- **Exercise description**
Scan the material below for the string "Application", and copy every line where it shows up.

- **Data to use**
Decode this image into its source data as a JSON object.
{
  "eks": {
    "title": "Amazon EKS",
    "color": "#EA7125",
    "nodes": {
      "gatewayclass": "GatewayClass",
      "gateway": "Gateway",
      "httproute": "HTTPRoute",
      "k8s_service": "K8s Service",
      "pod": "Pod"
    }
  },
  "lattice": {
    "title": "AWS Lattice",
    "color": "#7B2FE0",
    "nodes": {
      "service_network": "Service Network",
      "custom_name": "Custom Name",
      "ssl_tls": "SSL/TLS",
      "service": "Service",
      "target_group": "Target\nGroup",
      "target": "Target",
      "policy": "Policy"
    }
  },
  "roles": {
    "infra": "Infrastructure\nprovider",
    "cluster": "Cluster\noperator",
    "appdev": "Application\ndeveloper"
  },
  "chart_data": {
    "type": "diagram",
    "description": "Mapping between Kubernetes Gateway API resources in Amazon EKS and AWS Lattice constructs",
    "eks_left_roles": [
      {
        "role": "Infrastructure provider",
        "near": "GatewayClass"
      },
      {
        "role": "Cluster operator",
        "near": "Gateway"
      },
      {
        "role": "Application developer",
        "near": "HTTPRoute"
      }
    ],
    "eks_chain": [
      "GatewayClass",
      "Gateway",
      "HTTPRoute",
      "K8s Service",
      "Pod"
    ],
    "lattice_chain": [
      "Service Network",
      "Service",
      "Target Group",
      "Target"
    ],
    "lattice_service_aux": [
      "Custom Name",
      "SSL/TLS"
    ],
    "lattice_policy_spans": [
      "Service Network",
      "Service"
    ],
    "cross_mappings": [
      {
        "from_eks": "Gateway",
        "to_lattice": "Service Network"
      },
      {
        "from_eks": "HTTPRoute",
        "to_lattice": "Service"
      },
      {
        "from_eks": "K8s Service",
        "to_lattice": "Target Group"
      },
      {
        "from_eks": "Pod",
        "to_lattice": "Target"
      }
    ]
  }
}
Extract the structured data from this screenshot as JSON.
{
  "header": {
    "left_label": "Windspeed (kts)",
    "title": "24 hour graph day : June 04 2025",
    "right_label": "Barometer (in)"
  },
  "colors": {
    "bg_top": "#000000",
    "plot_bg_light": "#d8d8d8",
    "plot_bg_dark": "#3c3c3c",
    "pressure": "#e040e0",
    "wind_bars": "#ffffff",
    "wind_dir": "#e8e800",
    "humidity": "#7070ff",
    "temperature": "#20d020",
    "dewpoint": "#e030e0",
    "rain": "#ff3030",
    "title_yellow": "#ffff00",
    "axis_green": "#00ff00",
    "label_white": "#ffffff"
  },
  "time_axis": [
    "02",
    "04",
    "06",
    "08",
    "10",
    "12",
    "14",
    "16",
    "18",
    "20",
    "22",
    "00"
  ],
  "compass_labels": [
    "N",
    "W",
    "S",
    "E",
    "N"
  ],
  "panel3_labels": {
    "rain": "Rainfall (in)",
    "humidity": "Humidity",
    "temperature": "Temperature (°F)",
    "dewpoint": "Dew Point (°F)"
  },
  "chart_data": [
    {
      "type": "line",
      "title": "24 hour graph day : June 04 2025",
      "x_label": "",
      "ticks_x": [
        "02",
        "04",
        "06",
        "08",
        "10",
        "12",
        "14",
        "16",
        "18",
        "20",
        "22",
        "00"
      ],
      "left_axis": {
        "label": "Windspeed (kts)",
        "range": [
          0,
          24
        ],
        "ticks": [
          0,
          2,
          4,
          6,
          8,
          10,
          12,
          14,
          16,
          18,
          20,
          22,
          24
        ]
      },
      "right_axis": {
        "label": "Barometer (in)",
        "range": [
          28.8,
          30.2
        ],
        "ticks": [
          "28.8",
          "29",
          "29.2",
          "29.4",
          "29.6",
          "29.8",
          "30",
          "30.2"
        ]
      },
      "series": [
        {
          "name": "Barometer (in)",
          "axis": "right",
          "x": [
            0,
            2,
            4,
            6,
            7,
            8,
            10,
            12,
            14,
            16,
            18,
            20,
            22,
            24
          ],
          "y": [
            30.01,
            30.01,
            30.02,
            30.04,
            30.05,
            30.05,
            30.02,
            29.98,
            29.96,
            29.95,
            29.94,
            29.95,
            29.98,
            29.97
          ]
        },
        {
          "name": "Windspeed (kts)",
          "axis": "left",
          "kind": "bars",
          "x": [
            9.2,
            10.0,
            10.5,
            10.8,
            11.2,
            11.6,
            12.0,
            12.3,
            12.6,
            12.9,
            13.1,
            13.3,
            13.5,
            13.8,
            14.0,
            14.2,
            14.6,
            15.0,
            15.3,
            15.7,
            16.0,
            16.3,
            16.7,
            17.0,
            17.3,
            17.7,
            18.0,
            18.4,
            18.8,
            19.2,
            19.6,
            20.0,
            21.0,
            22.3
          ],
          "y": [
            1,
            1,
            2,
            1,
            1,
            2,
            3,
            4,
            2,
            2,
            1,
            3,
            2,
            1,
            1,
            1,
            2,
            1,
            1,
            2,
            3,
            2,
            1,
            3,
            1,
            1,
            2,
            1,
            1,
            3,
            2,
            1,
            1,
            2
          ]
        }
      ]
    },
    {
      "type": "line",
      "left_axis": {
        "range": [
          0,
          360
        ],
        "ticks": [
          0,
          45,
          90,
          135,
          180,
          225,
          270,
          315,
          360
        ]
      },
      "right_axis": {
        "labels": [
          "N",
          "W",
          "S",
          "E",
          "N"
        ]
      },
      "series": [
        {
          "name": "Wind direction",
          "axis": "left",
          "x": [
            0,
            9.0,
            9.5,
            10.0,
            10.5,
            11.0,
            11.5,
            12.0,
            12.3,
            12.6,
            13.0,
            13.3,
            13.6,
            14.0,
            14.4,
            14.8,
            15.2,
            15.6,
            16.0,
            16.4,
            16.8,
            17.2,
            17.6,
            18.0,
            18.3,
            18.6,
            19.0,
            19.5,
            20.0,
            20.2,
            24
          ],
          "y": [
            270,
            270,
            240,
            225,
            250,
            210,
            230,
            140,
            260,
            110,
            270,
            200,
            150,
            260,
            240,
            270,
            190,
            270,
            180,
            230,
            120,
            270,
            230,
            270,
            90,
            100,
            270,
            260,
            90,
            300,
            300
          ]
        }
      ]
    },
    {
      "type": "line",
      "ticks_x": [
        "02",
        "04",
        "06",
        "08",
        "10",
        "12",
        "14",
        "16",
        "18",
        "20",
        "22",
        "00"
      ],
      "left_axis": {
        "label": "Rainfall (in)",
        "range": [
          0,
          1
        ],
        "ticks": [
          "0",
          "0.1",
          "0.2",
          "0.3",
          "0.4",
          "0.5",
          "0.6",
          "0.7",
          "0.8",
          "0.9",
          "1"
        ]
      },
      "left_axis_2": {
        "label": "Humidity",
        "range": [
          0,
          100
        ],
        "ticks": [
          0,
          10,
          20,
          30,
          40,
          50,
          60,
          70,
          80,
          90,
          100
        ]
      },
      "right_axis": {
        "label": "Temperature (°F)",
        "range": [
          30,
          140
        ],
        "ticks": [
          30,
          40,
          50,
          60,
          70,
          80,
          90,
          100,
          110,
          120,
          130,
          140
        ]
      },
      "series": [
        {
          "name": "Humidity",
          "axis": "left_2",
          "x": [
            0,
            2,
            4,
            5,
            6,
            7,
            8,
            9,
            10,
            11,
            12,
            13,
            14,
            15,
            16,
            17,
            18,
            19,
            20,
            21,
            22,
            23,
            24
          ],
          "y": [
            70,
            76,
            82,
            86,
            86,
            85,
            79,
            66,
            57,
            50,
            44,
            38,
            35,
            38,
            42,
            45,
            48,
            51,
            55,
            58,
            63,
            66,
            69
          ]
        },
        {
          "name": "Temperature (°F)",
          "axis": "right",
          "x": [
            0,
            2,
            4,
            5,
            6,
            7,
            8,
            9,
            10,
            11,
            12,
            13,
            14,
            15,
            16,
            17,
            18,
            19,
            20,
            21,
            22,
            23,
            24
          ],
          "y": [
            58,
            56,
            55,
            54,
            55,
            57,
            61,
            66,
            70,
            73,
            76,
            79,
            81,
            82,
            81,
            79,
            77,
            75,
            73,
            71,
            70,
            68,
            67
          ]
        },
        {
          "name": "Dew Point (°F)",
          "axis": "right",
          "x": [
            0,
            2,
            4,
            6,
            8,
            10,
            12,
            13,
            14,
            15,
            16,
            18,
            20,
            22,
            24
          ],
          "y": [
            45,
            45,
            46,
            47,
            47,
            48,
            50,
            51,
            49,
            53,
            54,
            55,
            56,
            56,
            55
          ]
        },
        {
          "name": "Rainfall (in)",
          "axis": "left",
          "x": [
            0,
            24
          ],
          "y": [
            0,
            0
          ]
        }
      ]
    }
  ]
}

- **Completed exercise**
    "appdev": "Application\ndeveloper"
        "role": "Application developer",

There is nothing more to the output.